▶ _WHAT YOU NEED TO DO_
In the entries below, find the lines with the word "this" and copy them.
--- DATA PROVIDED ---
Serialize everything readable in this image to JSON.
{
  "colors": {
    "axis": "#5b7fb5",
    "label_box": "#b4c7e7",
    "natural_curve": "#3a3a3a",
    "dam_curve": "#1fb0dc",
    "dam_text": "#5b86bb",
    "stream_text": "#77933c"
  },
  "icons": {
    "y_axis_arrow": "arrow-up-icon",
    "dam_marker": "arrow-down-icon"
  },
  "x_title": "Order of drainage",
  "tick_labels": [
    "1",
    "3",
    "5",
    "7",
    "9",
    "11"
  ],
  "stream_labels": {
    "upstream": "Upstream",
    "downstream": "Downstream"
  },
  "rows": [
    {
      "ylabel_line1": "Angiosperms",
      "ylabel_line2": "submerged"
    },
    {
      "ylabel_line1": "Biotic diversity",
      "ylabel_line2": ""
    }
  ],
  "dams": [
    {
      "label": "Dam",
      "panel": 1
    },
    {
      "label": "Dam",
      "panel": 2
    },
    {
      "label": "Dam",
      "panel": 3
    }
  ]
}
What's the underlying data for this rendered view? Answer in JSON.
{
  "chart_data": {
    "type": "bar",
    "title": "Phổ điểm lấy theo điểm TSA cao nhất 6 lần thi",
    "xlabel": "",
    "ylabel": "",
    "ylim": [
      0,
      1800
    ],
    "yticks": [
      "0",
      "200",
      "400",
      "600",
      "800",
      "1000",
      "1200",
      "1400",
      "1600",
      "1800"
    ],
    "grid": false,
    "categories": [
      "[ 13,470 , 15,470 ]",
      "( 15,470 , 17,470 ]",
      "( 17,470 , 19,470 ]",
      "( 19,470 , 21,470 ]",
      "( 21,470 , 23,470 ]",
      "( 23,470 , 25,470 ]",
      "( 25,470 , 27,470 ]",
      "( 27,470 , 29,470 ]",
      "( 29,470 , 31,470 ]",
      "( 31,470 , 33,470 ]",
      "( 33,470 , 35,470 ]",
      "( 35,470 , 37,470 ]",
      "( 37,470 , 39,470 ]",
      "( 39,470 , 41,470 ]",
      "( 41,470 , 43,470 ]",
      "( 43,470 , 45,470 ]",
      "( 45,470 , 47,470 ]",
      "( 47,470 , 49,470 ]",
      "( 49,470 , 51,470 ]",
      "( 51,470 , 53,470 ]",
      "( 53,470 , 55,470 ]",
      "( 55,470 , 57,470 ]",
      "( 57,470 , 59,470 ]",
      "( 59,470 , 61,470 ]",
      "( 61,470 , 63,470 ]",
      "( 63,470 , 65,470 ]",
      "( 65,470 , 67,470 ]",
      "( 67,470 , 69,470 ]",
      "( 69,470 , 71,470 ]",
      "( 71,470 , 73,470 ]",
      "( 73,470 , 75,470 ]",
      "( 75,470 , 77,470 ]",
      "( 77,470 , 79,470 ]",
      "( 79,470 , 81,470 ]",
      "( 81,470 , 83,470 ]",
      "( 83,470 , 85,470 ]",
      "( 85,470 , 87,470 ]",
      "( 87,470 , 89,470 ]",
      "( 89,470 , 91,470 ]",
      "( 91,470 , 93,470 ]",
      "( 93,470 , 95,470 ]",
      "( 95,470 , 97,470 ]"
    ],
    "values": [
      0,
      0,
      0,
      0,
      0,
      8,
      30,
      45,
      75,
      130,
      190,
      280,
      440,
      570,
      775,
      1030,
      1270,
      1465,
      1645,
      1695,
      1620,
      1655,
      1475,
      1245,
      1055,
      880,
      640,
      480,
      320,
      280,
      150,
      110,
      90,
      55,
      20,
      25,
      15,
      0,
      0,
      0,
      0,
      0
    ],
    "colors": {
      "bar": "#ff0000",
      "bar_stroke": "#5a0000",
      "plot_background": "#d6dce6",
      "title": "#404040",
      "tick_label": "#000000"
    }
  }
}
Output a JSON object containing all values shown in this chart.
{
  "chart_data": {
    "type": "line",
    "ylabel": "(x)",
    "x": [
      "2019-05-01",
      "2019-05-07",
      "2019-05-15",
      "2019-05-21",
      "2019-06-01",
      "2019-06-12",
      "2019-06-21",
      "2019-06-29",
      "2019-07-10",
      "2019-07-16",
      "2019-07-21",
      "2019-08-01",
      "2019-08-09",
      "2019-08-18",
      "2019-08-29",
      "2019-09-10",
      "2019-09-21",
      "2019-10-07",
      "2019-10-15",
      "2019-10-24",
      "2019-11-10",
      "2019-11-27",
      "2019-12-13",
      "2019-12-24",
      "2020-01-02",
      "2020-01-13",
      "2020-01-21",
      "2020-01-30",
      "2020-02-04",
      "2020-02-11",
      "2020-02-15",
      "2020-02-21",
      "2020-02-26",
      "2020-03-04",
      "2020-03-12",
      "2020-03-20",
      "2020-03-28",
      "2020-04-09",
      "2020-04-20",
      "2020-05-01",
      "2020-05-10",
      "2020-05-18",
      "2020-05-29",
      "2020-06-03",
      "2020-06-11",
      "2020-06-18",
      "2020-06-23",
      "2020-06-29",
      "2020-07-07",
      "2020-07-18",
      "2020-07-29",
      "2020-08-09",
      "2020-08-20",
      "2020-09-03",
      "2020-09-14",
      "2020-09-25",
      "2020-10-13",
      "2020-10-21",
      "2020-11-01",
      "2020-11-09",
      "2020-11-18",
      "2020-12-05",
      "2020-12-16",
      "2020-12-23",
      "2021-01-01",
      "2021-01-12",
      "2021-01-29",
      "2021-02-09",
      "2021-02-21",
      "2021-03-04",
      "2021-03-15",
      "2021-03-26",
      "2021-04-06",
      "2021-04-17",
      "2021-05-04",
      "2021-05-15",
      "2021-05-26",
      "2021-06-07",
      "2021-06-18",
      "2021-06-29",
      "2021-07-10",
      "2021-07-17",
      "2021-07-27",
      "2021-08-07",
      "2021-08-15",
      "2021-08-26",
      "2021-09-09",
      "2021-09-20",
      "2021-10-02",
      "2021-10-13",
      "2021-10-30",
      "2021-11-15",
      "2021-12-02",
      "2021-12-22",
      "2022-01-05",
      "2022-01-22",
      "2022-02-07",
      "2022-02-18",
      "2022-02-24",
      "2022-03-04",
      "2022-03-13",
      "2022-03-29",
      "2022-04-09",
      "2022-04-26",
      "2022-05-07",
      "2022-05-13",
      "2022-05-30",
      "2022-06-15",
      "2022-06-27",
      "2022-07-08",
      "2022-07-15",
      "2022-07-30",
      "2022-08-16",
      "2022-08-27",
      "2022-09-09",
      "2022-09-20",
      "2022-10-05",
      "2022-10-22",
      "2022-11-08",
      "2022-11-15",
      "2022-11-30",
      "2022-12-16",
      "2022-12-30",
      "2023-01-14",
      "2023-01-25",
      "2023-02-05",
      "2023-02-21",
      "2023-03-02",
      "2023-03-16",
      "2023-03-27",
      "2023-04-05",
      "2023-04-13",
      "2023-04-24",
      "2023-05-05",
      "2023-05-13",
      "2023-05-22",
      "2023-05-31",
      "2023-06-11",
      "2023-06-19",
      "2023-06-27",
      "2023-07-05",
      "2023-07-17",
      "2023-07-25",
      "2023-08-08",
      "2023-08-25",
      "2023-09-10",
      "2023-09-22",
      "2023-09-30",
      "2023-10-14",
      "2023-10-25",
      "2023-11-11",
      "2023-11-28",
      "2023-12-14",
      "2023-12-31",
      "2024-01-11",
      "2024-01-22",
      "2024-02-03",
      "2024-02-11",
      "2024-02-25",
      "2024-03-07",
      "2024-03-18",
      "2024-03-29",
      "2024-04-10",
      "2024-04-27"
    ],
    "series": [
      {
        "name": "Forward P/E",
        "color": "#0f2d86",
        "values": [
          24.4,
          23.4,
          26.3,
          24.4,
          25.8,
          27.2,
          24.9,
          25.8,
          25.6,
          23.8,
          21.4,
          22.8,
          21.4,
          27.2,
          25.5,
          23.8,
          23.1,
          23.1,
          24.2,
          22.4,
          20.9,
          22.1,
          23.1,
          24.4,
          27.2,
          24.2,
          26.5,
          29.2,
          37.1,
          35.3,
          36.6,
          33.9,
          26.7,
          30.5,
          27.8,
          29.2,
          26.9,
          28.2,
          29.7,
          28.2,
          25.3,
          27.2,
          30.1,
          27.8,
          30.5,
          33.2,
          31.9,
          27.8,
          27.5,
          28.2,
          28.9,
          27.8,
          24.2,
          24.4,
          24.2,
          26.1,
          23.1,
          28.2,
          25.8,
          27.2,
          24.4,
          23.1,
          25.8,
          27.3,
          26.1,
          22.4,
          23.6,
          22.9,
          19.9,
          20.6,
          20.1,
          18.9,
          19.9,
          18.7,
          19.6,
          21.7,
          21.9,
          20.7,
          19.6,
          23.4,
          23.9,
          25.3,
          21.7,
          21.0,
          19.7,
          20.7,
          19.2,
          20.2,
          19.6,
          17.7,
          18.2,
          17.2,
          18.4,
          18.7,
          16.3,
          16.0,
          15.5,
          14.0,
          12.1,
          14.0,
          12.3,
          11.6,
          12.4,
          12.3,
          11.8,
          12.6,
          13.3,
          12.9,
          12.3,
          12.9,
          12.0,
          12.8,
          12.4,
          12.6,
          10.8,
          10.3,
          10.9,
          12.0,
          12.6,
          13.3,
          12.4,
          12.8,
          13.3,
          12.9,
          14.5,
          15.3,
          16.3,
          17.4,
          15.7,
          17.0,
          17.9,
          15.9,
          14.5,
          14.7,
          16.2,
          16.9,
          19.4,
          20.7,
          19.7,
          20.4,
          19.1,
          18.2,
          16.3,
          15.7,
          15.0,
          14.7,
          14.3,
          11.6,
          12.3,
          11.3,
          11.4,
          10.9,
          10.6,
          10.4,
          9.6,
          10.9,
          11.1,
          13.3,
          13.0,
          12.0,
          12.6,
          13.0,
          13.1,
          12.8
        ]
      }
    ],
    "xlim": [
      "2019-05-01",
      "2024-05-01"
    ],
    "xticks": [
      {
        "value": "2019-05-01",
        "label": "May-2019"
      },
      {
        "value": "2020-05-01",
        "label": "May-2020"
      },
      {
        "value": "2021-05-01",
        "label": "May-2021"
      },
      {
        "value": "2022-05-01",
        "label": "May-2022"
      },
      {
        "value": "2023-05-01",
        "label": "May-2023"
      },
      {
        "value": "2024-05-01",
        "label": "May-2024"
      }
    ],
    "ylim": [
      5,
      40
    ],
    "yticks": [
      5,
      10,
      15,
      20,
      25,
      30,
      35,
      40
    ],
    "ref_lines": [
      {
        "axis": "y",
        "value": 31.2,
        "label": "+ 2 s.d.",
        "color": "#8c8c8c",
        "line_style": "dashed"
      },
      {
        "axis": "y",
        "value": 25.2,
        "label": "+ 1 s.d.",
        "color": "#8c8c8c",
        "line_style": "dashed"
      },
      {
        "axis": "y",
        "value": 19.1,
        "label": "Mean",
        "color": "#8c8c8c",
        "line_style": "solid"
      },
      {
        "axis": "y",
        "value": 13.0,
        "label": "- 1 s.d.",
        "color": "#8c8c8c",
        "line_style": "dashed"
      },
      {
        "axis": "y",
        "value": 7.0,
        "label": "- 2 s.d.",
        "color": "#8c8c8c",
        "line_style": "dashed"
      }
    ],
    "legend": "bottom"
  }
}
---
▶ _FINISHED EXERCISE_
Serialize everything readable in this image to JSON.
What's the underlying data for this rendered view? Answer in JSON.
Output a JSON object containing all values shown in this chart.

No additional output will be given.